▶ [Extracted text]
▬▬▬
URL Encoding
Introduction
The purpose of the article is to design a C++ class that does URL encoding. The motivation behind this article was that, in my previous project, I need to post data from a VC++ 6.0 application, which was required to be URL encoded. I have searched the MSDN to include a class or API that returns a URL encoded value for a given string input, but I haven't found one. So, I had to come out with my own URLEncode C++ class.
The URLEncoder.exe is a MFC dialog-based application that uses the URLEncode class.
Process
URL encoding is a special process that makes sure that all the characters are "safe" to transmit across the Internet. Some characters have special meaning to various programs involved in sending the data across the Internet.
For example, a carriage return has an ASCII value of 13. Programs involved in sending you "FORM" data may consider this to mean the end of a line of data.
Traditionally, all Web applications transfer data between the client and server by using the HTTP or HTTPS protocols. There are basically two ways in which a server receives input from a client:
- Data can be passed in the HTTP headers (either via cookies or a posted form), or
- It can be included in the query portion of the requested URL.
When data is included in a URL, it must be specially encoded to conform to proper URL syntax. On the Web server side, the data is automatically decoded. Consider the following URL, where data is posted as a query string parameter.
Example: http://WebSite/ResourceName?Data=Data
Where Web Site is the URL Name
Resource Name is either the ASP or Servlet Name.
Data is the one that is to be posted to the Web Server. This requires to be encoded if the MIME type is .Content-Type: application/x-www-form-urlencoded.
RFC 1738
The RFC 1738 specification defining Uniform Resource Locators (URLs) restricts the characters allowed in a URL to a subset of the US-ASCII character set. This poses a limitation because HTML, on the other hand, allows the entire range of the ISO-8859-1 (ISO-Latin) character set to be used in documents. This leads to the case of, if the data to be uploaded is in the form HTML post (or as a part of Query string), all the HTML data to be encoded.
ISO-8859-1 (ISO-Latin) Character Set
The following table, ISO-8859-1, contains the complete ISO-8859-1 (ISO-Latin) character set, corresponding to the first 256 entries. The table provides each character ISO 8859-1Position(its decimal code), Description, Entity Number, Hex-Decimal Values, and HTML Result. Broadly, the range can be divided into Safe and Unsafe characters as follows.
▬▬▬
▶ [Task list]
[1] According to the URL encoding article, what is the ASCII value of a carriage return?
[2] Repeat the URL encoding article from "For example, a" to "the requested URL.".
[3] Pick up the URL encoding article after its last sentence and keep writing it.

Some records:
▬▬▬
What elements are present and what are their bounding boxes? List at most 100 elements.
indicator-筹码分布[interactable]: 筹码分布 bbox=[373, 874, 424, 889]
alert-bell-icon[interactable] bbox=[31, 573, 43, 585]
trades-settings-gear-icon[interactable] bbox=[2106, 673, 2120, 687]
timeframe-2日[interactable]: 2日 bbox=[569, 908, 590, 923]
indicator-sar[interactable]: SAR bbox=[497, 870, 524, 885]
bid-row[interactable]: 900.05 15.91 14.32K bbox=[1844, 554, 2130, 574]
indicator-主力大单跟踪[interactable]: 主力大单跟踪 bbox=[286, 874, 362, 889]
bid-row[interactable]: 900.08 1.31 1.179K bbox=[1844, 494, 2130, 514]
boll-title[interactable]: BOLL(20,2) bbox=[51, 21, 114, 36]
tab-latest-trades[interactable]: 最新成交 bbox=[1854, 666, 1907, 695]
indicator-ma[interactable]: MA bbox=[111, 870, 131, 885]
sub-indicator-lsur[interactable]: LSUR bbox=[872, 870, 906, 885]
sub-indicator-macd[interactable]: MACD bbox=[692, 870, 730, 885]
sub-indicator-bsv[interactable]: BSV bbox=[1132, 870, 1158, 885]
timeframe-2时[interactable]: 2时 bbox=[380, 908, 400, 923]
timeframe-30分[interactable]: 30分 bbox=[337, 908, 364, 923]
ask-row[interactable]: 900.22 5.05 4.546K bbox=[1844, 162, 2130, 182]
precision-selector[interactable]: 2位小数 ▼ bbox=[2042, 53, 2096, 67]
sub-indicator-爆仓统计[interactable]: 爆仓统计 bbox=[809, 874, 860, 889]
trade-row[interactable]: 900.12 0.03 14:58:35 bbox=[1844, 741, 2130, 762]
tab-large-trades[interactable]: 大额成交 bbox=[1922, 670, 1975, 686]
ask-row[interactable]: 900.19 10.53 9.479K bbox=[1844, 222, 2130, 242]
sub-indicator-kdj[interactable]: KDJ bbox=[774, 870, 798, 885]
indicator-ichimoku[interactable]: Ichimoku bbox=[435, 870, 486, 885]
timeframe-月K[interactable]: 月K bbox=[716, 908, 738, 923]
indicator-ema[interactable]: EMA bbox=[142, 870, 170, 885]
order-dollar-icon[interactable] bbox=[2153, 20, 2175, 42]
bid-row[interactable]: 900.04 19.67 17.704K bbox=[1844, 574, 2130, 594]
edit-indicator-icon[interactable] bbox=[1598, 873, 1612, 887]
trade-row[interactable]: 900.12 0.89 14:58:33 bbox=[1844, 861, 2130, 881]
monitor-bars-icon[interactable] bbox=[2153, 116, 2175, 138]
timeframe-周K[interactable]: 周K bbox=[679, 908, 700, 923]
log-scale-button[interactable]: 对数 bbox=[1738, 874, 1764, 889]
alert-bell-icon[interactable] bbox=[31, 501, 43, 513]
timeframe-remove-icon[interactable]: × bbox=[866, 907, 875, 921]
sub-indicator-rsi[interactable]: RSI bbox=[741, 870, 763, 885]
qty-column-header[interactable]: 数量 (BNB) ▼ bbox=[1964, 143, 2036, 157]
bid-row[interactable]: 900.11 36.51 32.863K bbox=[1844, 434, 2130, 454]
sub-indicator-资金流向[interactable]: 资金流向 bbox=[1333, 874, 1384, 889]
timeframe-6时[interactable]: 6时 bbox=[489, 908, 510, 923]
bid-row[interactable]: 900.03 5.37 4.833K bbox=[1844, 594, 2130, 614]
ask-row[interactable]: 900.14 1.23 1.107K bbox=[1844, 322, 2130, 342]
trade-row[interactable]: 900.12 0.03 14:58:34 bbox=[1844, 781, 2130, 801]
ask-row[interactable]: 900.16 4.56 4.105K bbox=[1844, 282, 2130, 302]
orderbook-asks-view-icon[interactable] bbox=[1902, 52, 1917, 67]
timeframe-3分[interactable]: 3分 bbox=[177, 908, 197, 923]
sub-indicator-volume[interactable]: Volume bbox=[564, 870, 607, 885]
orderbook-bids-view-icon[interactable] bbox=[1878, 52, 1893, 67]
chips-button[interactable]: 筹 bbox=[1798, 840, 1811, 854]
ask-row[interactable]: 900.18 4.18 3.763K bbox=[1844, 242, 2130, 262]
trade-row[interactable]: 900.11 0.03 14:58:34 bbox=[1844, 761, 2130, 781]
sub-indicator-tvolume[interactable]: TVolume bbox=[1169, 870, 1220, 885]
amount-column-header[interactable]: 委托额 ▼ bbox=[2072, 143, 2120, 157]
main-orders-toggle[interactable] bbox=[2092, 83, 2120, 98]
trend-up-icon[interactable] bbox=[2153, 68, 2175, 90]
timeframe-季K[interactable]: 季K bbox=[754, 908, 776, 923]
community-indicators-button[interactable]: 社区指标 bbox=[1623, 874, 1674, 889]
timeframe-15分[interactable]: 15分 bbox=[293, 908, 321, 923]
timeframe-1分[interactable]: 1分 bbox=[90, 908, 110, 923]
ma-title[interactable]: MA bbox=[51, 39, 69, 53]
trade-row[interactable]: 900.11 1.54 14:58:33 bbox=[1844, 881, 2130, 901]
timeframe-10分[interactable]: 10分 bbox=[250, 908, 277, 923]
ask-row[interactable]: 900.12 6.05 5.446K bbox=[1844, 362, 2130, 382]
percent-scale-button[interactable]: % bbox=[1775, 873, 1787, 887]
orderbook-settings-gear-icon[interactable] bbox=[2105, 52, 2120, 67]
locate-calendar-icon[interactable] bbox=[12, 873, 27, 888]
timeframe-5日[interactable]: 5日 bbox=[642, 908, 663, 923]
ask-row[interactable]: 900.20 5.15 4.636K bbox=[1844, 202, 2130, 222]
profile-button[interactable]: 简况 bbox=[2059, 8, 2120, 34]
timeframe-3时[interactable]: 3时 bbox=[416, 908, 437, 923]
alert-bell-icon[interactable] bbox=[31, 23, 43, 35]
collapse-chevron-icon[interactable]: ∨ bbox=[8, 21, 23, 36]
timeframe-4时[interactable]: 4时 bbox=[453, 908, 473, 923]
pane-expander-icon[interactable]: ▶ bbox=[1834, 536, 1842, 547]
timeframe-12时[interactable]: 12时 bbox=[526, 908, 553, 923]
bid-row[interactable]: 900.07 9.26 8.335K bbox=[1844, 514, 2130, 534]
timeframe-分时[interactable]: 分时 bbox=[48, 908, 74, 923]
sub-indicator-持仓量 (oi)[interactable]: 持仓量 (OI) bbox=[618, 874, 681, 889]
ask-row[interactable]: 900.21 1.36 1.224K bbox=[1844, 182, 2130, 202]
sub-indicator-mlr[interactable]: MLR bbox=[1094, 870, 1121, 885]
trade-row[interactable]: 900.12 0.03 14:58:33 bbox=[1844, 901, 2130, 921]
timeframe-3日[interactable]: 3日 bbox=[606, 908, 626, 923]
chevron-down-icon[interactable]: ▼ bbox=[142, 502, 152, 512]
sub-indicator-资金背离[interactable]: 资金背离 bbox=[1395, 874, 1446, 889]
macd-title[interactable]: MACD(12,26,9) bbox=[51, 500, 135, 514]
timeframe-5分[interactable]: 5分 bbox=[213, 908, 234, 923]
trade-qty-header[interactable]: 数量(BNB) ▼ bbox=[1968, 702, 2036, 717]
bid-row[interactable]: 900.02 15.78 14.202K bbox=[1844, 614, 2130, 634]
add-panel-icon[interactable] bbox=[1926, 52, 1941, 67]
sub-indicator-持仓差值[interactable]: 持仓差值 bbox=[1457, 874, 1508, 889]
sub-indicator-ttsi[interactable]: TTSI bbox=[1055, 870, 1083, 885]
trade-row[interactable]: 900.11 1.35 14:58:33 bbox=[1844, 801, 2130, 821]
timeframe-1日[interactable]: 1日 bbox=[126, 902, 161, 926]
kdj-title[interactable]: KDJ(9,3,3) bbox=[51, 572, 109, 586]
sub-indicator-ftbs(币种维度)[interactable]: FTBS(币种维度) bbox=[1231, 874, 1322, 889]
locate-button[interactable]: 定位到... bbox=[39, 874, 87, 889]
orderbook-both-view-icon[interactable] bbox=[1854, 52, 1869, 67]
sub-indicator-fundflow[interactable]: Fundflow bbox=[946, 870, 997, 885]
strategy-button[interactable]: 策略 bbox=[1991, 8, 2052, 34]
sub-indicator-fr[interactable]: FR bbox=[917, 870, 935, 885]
▬▬▬
▶ [Answers provided]
[1] 13

[2]
For example, a carriage return has an ASCII value of 13. Programs involved in sending you "FORM" data may consider this to mean the end of a line of data.
Traditionally, all Web applications transfer data between the client and server by using the HTTP or HTTPS protocols. There are basically two ways in which a server receives input from a client:
- Data can be passed in the HTTP headers (either via cookies or a posted form), or
- It can be included in the query portion of the requested URL.

[3]
| Character range(decimal) | Type | Values | Safe/Unsafe |
| 0-31 | ASCII Control Characters | These characters are not printable | Unsafe |
| 32-47 | Reserved Characters | ' '!?#$%&'()*+,-./ | Unsafe |
| 48-57 | ASCII Characters and Numbers | 0-9 | Safe |
| 58-64 | Reserved Characters | :;<=>?@ | Unsafe |
| 65-90 | ASCII Characters | A-Z | Safe |
| 91-96 | Reserved Characters | [\]^_` | Unsafe |
| 97-122 | ASCII Characters | a-z | Safe |
| 123-126 | Reserved Characters | {|}~ | Unsafe |
| 127 | Control Characters | ' ' | Unsafe |
| 128-255 | Non-ASCII Characters | ' ' | Unsafe |
All the ASCII characters that are unsafe are required to encoded; for example, ranges (32-47, 58-64, 91-96, 123-126).
Below is the table that describes why these characters are not safe.
| Character | Unsafe Reason | Character Encode |
| "<" | Delimiters around URLs in free text | %3C |
| > | Delimiters around URLs in free text | %3E |
| . | Delimits URLs in some systems | %22 |
| # | It is used in the World Wide Web and in other systems to delimit a URL from a fragment/anchor identifier that might follow it. | %23 |
| { | Gateways and other transport agents are known to sometimes modify such characters | %7B |
| } | Gateways and other transport agents are known to sometimes modify such characters | %7D |
| | | Gateways and other transport agents are known to sometimes modify such characters | %7C |
| \ | Gateways and other transport agents are known to sometimes modify such characters | %5C |
| ^ | Gateways and other transport agents are known to sometimes modify such characters | %5E |
| ~ | Gateways and other transport agents are known to sometimes modify such characters | %7E |
| [ | Gateways and other transport agents are known to sometimes modify such characters | %5B |
| ] | Gateways and other transport agents are known to sometimes modify such characters | %5D |
| ` | Gateways and other transport agents are known to sometimes modify such characters | %60 |
| + | Indicates a space (spaces cannot be used in a URL) | %20 |
| / | Separates directories and subdirectories | %2F |
| ? | Separates the actual URL and the parameters | %3F |
| & | Separator between parameters specified in the URL | %26 |
How It Is Done
URL encoding of a character is done by taking the character's 8-bit hexadecimal code and prefixing it with a percent sign ("%"). For example, the US-ASCII character set represents a space with decimal code 32, or hexadecimal 20. Thus, its URL-encoded representation is %20.
URLEncode: URLEncode is a C++ class, which does URL encoding for a given string of data. The CURLEncode class has the following member functions.
- isUnsafeString
- decToHex
- convert
- URLEncode
The URLEncode() method does the encoding process. URLEncode checks each character in the string to see whether the character is safe or unsafe (isUnsafe). If the character is unsafe, the character is replaced with the .%. HEX value (convert) and appended to the original string.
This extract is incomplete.